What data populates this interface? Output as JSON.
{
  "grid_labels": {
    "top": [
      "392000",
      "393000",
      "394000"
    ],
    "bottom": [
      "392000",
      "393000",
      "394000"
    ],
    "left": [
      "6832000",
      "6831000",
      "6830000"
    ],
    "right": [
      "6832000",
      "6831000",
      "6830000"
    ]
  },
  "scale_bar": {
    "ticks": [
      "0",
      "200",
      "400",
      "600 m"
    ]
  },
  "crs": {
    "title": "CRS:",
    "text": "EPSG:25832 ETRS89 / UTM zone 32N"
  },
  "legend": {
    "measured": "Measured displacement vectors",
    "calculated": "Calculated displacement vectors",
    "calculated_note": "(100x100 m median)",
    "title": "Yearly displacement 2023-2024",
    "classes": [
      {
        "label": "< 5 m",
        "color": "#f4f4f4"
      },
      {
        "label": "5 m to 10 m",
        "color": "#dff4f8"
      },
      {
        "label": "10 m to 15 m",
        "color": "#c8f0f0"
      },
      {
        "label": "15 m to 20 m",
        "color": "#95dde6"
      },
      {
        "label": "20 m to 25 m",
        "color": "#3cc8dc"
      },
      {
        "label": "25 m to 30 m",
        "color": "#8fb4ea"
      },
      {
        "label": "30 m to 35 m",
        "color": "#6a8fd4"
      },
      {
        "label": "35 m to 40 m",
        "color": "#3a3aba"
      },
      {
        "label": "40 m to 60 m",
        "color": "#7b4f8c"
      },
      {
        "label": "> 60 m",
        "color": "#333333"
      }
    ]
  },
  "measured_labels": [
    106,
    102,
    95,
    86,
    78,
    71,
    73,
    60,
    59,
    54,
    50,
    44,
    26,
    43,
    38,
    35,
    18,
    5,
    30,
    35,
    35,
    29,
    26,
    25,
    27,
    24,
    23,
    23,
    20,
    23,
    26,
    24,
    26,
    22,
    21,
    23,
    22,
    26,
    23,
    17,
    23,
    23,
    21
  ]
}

___

▶ [WHAT IS EXPECTED]
Give only the number of lines in the records that contain the string "title".

▶ [WRITTEN ANSWER]
2